• DIRECTIVE
From the line that includes "Transcribe the text in this document." to the last line of the records, inclusive, repeat each line exactly.

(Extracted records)
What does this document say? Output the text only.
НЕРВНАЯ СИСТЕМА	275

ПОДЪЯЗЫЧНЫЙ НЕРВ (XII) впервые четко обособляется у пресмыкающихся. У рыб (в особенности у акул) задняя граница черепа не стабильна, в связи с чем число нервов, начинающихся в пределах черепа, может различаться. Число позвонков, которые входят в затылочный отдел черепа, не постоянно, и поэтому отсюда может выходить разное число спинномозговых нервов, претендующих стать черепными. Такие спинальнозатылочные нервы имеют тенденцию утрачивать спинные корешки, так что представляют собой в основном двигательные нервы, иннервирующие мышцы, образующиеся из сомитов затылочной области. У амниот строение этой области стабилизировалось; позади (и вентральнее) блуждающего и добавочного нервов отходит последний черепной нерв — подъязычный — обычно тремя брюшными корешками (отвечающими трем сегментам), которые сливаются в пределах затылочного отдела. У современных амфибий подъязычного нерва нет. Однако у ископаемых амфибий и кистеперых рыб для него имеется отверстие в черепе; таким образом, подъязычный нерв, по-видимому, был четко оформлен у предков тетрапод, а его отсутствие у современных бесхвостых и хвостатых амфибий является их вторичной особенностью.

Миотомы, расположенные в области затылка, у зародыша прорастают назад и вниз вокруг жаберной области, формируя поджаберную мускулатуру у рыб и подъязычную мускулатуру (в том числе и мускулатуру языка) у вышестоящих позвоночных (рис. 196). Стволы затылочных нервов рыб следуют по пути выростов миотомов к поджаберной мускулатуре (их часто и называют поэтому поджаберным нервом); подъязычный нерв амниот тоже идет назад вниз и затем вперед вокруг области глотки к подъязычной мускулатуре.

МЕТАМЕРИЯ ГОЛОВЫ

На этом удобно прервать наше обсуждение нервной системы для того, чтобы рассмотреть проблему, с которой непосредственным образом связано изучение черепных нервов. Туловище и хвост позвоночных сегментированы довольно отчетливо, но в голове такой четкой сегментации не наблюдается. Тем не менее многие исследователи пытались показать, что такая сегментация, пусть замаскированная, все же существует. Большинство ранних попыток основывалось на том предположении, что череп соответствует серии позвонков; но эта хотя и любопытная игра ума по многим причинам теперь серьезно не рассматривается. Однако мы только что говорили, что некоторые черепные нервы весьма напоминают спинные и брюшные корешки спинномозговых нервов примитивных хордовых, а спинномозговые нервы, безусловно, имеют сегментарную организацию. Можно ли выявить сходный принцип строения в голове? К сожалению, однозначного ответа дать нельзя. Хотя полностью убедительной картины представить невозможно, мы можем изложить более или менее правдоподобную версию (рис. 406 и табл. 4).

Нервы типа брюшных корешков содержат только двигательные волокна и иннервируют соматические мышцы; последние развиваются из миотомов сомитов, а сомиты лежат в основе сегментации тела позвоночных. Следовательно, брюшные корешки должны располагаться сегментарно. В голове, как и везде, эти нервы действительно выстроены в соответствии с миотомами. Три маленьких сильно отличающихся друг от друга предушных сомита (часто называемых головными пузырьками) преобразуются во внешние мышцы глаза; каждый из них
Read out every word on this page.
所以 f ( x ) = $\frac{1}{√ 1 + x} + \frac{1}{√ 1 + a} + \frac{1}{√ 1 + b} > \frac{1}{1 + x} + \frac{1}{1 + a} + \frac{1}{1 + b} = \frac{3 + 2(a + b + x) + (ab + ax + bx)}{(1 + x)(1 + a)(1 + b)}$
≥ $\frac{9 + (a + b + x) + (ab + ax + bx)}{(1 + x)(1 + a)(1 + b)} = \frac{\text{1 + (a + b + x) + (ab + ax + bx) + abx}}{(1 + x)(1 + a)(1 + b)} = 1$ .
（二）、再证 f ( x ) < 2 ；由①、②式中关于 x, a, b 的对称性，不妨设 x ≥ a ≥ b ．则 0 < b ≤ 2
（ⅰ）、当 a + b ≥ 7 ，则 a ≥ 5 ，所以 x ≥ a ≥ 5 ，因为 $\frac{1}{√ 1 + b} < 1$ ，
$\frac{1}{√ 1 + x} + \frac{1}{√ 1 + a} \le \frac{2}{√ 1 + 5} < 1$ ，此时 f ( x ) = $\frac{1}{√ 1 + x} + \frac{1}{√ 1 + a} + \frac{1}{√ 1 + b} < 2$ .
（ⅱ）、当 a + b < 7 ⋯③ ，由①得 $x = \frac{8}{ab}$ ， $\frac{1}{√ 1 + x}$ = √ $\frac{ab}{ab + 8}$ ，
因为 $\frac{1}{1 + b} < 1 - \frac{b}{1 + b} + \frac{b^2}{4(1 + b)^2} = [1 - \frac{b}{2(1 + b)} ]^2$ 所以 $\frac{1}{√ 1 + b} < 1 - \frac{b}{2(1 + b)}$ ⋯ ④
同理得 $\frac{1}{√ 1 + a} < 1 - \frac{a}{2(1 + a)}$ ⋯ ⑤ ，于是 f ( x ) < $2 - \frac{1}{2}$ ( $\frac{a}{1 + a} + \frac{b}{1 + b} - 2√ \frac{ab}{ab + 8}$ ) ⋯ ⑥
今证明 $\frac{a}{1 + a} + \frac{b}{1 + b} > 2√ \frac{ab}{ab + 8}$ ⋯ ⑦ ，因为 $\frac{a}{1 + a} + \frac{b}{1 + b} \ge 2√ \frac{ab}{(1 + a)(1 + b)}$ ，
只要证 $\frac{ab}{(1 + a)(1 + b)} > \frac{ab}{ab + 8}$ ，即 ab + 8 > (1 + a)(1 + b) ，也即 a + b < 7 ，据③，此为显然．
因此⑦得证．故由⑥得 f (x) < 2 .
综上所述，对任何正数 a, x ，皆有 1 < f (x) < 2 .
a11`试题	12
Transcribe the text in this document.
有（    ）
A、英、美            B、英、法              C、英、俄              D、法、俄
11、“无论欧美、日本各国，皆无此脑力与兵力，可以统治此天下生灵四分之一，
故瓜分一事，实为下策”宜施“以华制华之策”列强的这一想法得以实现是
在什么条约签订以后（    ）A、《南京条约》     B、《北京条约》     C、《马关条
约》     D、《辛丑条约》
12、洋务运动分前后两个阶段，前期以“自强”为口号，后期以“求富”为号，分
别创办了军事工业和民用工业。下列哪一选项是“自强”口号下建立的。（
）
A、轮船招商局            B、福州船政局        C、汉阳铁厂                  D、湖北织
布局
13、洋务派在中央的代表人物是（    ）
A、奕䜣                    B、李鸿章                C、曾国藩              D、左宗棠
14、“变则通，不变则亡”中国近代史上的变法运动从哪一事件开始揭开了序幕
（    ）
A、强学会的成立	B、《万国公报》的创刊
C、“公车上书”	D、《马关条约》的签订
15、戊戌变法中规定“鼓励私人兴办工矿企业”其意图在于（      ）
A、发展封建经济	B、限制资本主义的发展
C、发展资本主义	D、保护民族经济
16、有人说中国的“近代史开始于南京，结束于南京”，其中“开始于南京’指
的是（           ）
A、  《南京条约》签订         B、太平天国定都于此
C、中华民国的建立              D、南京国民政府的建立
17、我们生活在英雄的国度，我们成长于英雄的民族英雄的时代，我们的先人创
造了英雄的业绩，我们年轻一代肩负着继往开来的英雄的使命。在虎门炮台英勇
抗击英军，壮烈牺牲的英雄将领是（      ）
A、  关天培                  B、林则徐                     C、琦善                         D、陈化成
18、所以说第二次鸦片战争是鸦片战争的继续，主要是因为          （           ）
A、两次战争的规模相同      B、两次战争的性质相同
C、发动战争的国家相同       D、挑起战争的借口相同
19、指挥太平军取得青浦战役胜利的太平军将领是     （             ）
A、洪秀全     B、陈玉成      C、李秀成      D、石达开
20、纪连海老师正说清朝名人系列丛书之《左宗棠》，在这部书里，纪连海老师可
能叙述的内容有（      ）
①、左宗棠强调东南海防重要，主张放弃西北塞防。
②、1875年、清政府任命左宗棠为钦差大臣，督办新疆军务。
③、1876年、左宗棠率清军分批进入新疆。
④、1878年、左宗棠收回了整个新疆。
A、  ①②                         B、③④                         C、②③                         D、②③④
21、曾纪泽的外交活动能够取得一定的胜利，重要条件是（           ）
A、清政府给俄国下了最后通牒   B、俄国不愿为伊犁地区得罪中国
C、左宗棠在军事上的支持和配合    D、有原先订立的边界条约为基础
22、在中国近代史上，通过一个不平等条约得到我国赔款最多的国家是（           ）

• THE COMPLETED TASK
Transcribe the text in this document.
有（    ）
A、英、美            B、英、法              C、英、俄              D、法、俄
11、“无论欧美、日本各国，皆无此脑力与兵力，可以统治此天下生灵四分之一，
故瓜分一事，实为下策”宜施“以华制华之策”列强的这一想法得以实现是
在什么条约签订以后（    ）A、《南京条约》     B、《北京条约》     C、《马关条
约》     D、《辛丑条约》
12、洋务运动分前后两个阶段，前期以“自强”为口号，后期以“求富”为号，分
别创办了军事工业和民用工业。下列哪一选项是“自强”口号下建立的。（
）
A、轮船招商局            B、福州船政局        C、汉阳铁厂                  D、湖北织
布局
13、洋务派在中央的代表人物是（    ）
A、奕䜣                    B、李鸿章                C、曾国藩              D、左宗棠
14、“变则通，不变则亡”中国近代史上的变法运动从哪一事件开始揭开了序幕
（    ）
A、强学会的成立	B、《万国公报》的创刊
C、“公车上书”	D、《马关条约》的签订
15、戊戌变法中规定“鼓励私人兴办工矿企业”其意图在于（      ）
A、发展封建经济	B、限制资本主义的发展
C、发展资本主义	D、保护民族经济
16、有人说中国的“近代史开始于南京，结束于南京”，其中“开始于南京’指
的是（           ）
A、  《南京条约》签订         B、太平天国定都于此
C、中华民国的建立              D、南京国民政府的建立
17、我们生活在英雄的国度，我们成长于英雄的民族英雄的时代，我们的先人创
造了英雄的业绩，我们年轻一代肩负着继往开来的英雄的使命。在虎门炮台英勇
抗击英军，壮烈牺牲的英雄将领是（      ）
A、  关天培                  B、林则徐                     C、琦善                         D、陈化成
18、所以说第二次鸦片战争是鸦片战争的继续，主要是因为          （           ）
A、两次战争的规模相同      B、两次战争的性质相同
C、发动战争的国家相同       D、挑起战争的借口相同
19、指挥太平军取得青浦战役胜利的太平军将领是     （             ）
A、洪秀全     B、陈玉成      C、李秀成      D、石达开
20、纪连海老师正说清朝名人系列丛书之《左宗棠》，在这部书里，纪连海老师可
能叙述的内容有（      ）
①、左宗棠强调东南海防重要，主张放弃西北塞防。
②、1875年、清政府任命左宗棠为钦差大臣，督办新疆军务。
③、1876年、左宗棠率清军分批进入新疆。
④、1878年、左宗棠收回了整个新疆。
A、  ①②                         B、③④                         C、②③                         D、②③④
21、曾纪泽的外交活动能够取得一定的胜利，重要条件是（           ）
A、清政府给俄国下了最后通牒   B、俄国不愿为伊犁地区得罪中国
C、左宗棠在军事上的支持和配合    D、有原先订立的边界条约为基础
22、在中国近代史上，通过一个不平等条约得到我国赔款最多的国家是（           ）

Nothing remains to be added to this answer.